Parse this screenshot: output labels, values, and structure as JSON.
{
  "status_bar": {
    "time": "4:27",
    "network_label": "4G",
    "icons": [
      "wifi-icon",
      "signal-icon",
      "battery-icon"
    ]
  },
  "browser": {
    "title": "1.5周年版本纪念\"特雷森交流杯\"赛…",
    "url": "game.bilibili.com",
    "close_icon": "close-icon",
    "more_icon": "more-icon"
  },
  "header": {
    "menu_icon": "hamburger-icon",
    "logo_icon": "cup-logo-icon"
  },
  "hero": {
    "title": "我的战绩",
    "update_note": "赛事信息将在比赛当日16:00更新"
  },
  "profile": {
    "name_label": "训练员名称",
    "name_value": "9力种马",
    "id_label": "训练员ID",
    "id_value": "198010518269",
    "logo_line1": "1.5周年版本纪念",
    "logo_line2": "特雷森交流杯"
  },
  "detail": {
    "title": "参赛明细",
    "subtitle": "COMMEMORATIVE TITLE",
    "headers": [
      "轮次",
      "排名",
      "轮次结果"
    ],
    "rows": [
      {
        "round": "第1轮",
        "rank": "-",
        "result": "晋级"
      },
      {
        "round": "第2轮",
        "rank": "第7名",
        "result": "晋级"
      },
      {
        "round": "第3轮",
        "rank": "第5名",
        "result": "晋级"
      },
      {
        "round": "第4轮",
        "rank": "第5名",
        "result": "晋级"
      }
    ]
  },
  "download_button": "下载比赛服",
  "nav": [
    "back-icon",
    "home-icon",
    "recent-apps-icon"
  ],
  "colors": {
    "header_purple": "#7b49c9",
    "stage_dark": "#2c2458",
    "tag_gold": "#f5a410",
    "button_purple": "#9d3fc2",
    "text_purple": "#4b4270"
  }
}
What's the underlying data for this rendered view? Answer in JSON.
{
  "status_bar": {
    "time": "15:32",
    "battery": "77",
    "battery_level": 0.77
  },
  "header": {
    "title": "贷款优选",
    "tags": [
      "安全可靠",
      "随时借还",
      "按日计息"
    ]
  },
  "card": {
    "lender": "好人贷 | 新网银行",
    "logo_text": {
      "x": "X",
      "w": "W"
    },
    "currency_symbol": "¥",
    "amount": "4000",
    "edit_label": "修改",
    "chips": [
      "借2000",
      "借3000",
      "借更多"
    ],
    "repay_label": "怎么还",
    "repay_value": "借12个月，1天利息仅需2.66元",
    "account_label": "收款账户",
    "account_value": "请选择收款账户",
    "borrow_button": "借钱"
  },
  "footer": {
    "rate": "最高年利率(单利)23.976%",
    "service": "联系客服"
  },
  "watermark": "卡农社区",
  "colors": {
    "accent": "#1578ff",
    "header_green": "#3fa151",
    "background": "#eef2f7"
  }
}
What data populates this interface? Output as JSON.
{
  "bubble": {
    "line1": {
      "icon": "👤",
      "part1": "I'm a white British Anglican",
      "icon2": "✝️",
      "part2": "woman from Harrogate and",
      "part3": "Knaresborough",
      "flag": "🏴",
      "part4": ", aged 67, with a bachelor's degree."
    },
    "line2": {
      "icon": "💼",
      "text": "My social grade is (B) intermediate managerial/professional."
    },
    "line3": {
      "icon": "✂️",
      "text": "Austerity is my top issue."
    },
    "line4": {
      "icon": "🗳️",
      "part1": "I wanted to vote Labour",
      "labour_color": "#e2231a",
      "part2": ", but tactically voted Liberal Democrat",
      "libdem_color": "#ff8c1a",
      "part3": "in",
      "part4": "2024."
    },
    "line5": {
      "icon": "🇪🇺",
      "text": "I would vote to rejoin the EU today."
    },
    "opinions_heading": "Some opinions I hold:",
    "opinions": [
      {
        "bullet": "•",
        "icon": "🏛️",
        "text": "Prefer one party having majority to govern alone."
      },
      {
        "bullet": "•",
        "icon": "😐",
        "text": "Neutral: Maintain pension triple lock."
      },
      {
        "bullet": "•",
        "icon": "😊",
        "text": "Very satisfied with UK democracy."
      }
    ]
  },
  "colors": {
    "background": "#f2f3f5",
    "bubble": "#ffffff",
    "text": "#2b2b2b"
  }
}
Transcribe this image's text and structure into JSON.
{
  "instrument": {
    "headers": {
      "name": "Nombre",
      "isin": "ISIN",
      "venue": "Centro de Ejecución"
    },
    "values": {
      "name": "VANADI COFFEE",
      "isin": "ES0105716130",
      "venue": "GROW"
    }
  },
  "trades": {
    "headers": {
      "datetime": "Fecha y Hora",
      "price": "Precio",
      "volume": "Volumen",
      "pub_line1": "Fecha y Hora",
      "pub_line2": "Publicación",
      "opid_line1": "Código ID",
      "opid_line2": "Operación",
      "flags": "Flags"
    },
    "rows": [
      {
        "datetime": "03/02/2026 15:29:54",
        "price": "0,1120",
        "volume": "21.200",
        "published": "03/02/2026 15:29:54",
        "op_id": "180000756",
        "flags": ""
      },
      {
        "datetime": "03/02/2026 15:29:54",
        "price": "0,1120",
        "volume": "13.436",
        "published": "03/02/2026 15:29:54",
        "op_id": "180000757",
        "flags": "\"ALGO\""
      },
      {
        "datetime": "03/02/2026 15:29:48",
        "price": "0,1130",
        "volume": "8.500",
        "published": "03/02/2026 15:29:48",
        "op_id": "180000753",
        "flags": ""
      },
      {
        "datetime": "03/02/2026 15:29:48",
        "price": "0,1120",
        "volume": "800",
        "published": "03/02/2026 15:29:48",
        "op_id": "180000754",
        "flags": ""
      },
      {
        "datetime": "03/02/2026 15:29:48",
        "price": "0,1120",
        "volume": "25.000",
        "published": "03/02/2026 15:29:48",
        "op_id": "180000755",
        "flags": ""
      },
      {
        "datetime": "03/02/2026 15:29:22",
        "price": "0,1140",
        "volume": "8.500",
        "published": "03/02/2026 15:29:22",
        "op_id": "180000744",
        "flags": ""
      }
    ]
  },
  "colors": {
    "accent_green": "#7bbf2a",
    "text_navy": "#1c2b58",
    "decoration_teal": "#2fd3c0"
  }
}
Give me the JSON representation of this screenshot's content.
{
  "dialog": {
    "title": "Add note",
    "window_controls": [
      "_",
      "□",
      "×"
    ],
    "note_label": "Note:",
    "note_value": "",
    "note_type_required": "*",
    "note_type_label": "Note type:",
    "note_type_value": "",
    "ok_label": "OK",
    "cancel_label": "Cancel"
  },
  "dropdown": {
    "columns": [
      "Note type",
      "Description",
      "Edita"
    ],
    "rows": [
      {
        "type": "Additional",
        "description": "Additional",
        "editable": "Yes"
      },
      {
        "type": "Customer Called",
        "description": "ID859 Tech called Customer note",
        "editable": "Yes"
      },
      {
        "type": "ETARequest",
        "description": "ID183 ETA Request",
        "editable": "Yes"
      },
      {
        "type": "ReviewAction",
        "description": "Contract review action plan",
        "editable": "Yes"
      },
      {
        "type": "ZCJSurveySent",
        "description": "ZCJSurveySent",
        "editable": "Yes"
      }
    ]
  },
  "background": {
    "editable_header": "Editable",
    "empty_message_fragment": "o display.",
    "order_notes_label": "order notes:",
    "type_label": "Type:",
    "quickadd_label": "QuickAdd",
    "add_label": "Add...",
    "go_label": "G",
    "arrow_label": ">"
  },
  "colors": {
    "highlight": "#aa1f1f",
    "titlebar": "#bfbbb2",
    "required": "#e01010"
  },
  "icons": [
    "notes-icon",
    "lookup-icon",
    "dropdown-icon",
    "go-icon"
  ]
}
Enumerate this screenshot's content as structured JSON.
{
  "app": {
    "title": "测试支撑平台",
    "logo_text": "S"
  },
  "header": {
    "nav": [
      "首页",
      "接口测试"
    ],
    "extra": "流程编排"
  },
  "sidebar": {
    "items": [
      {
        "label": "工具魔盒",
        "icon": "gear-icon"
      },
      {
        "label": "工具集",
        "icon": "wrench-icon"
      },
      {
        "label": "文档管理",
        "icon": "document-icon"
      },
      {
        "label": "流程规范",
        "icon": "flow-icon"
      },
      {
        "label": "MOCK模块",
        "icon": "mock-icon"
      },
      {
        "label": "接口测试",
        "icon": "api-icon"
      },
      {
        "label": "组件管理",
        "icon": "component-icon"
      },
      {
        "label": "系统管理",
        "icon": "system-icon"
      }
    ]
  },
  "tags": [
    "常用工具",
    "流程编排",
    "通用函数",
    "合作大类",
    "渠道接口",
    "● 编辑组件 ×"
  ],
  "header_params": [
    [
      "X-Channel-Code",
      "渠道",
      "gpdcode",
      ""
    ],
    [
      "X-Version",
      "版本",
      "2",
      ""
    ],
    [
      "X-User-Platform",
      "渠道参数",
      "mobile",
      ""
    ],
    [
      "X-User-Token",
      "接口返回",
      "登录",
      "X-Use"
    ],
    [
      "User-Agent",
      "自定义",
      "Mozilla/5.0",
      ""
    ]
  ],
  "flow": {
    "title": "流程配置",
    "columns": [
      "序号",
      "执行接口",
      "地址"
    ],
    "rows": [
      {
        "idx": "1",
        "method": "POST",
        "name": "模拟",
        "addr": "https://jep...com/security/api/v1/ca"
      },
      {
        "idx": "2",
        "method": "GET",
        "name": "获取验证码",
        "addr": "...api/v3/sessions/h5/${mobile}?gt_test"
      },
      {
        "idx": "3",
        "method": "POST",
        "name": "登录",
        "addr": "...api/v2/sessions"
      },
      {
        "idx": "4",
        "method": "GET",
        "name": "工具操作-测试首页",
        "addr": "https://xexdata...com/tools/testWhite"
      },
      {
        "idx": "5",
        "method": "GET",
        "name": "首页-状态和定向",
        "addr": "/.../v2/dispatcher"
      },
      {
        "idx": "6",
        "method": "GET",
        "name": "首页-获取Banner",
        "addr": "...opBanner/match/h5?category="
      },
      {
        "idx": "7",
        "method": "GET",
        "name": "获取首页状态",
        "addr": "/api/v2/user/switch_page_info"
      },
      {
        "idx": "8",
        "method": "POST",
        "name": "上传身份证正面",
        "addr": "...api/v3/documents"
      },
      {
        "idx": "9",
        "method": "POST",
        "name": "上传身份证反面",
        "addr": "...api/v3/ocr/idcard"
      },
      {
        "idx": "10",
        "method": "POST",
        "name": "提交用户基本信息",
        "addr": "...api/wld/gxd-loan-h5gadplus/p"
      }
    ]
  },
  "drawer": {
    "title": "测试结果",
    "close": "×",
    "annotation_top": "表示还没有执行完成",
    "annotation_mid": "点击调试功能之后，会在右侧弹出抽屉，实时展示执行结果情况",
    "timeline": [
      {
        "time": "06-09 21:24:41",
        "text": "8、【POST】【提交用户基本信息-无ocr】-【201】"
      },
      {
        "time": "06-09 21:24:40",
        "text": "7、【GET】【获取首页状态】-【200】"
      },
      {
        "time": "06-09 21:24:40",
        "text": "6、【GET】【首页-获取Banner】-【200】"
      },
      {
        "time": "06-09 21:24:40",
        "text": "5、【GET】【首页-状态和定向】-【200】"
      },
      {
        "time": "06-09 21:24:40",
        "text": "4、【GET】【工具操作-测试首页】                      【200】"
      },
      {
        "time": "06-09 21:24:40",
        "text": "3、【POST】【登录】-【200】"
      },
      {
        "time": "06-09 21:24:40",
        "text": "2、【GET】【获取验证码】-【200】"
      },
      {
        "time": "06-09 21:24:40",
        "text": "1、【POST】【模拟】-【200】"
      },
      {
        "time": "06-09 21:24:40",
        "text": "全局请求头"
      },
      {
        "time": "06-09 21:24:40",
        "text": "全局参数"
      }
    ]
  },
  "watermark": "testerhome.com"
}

DIRECTIVE –
Set out every line from the material that contains the string "工具操作".

RESPONSE –
        "name": "工具操作-测试首页",
        "text": "4、【GET】【工具操作-测试首页】                      【200】"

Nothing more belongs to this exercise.